Identify the lines that include the word "Israël", then copy all of them.
# start of Material for the task
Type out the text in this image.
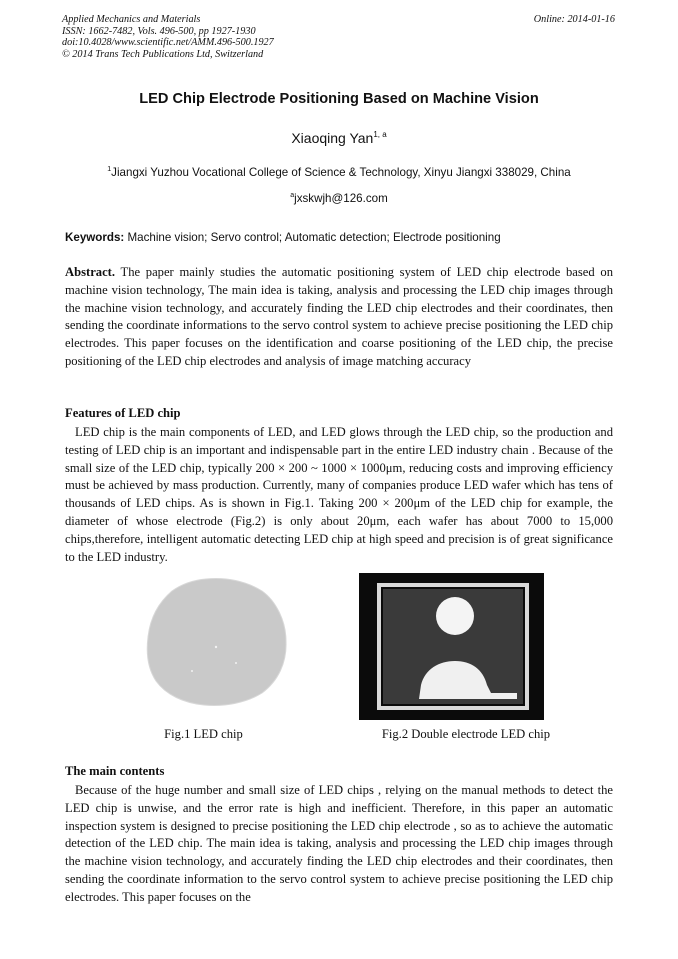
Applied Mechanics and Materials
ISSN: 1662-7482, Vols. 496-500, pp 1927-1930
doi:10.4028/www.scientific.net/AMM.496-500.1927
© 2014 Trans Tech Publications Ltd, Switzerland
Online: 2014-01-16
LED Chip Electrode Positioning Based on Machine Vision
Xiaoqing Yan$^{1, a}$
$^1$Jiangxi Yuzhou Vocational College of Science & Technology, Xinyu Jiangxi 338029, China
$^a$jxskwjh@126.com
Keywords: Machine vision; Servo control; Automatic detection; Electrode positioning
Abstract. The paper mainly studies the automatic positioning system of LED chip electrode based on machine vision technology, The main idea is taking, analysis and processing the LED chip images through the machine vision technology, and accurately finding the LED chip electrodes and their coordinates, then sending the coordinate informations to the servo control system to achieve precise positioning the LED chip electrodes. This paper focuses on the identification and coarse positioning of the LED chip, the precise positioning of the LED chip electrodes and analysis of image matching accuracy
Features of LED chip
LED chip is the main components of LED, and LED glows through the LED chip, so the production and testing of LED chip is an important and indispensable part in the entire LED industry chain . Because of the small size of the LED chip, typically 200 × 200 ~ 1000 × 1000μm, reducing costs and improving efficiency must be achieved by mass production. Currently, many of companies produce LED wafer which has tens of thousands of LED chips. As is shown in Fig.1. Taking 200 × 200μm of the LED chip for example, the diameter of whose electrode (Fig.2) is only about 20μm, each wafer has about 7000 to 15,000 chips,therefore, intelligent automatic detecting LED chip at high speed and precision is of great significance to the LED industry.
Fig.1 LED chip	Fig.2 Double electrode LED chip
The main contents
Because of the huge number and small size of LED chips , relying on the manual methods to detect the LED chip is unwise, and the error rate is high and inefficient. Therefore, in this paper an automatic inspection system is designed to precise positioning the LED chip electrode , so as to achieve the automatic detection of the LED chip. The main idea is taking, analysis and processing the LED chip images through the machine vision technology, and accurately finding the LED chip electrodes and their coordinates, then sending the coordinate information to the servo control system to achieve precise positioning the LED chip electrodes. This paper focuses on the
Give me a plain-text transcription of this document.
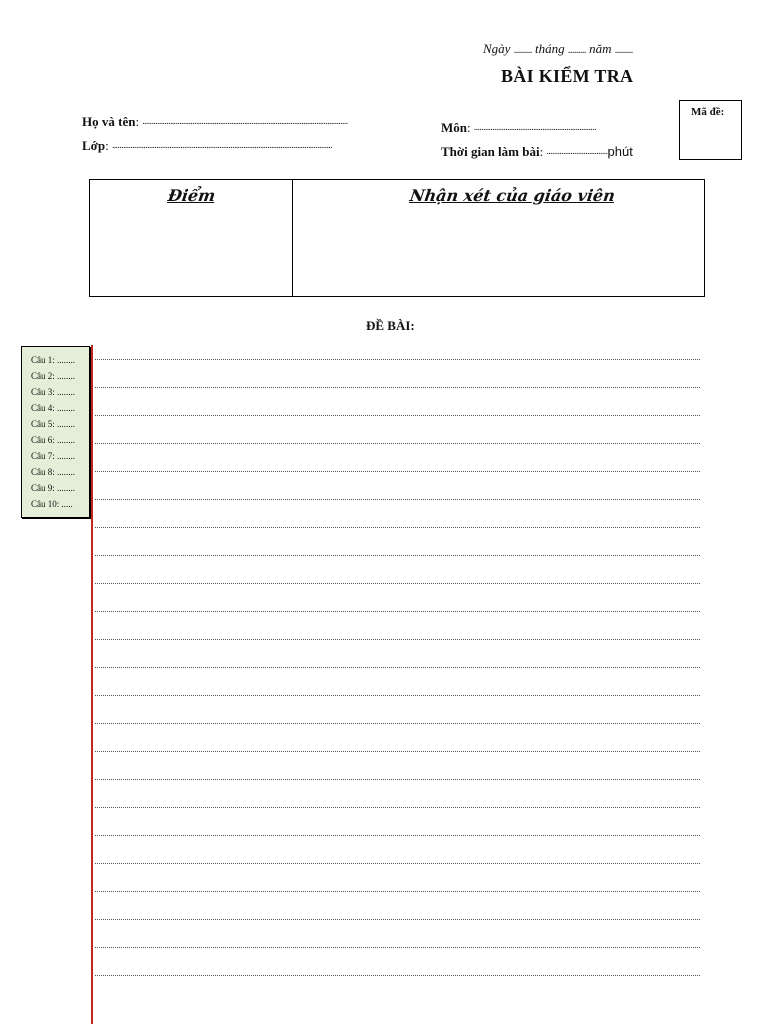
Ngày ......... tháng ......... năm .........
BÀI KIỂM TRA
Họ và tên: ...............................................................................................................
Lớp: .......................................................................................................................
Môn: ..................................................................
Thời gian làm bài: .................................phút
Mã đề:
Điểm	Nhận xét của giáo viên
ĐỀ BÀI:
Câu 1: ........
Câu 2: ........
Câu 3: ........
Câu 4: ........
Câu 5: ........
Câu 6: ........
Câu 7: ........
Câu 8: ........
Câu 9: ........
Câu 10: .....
# end of Material for the task
# start of Material for the task
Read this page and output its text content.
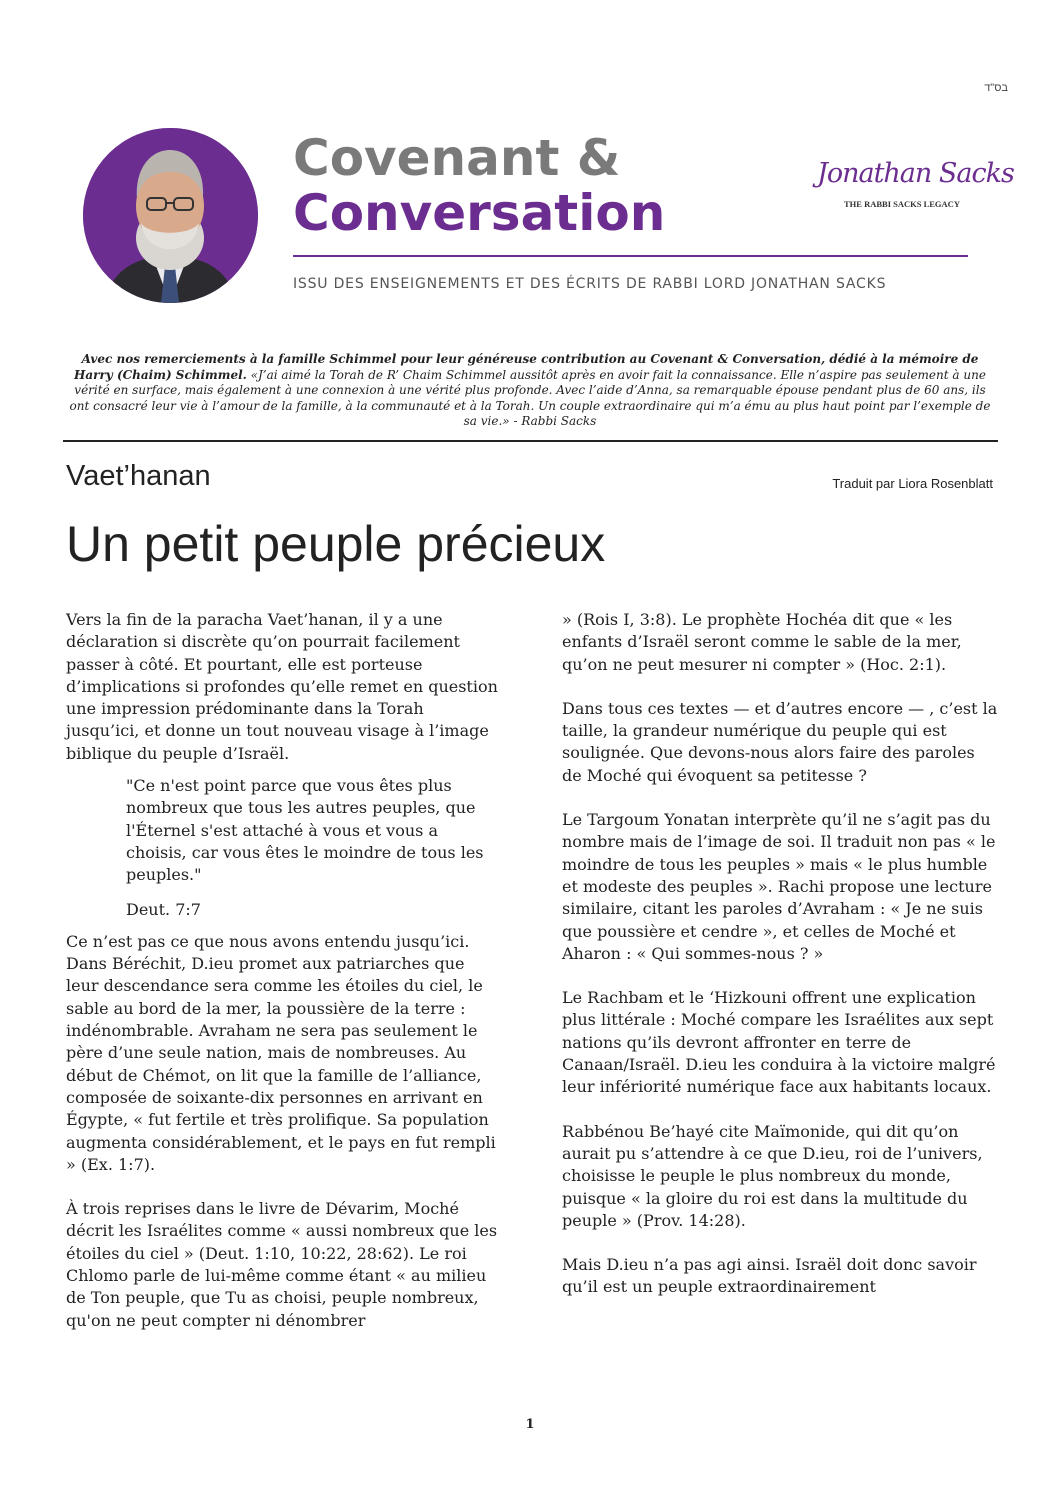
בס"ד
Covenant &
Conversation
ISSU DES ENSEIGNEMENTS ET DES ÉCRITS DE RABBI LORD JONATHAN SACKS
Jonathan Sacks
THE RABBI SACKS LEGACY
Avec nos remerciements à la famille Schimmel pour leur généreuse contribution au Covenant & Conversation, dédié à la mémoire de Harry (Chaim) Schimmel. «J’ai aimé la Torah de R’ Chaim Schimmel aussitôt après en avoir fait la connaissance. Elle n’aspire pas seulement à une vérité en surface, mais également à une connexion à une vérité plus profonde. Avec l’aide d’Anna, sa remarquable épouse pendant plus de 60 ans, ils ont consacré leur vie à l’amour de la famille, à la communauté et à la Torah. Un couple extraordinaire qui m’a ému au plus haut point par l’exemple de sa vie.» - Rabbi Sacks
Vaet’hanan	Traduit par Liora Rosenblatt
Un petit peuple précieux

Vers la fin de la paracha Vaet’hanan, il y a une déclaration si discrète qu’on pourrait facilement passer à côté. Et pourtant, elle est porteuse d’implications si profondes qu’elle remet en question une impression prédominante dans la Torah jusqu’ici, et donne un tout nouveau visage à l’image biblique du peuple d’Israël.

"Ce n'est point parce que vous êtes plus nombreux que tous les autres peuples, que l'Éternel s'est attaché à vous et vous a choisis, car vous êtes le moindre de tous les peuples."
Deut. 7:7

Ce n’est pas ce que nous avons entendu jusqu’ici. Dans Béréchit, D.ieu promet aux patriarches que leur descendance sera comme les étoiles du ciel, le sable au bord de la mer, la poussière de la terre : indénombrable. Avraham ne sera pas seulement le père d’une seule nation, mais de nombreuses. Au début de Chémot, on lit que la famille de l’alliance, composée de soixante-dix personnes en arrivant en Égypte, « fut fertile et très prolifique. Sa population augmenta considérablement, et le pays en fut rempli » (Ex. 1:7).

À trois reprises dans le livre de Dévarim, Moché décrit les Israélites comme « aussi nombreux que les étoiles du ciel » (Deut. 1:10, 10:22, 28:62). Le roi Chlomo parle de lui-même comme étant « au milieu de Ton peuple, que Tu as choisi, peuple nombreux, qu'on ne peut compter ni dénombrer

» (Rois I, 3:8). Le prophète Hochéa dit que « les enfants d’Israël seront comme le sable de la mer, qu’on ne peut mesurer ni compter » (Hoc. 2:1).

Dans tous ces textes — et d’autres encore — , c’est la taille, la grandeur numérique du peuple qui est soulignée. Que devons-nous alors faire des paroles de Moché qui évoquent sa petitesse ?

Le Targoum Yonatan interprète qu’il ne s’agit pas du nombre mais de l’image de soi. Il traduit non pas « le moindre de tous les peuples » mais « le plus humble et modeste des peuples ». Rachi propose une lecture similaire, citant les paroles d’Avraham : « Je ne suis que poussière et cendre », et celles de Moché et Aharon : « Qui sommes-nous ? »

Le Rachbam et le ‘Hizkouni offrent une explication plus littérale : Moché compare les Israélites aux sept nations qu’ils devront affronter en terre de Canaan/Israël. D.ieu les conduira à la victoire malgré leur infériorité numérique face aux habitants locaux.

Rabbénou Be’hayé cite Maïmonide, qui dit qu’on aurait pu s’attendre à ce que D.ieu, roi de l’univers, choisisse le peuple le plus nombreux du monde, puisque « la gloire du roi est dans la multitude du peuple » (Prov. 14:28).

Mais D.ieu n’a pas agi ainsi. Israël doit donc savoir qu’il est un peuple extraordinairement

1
# end of Material for the task
• _Solution to the exercise_
Vers la fin de la paracha Vaet’hanan, il y a une déclaration si discrète qu’on pourrait facilement passer à côté. Et pourtant, elle est porteuse d’implications si profondes qu’elle remet en question une impression prédominante dans la Torah jusqu’ici, et donne un tout nouveau visage à l’image biblique du peuple d’Israël.
» (Rois I, 3:8). Le prophète Hochéa dit que « les enfants d’Israël seront comme le sable de la mer, qu’on ne peut mesurer ni compter » (Hoc. 2:1).
Le Rachbam et le ‘Hizkouni offrent une explication plus littérale : Moché compare les Israélites aux sept nations qu’ils devront affronter en terre de Canaan/Israël. D.ieu les conduira à la victoire malgré leur infériorité numérique face aux habitants locaux.
Mais D.ieu n’a pas agi ainsi. Israël doit donc savoir qu’il est un peuple extraordinairement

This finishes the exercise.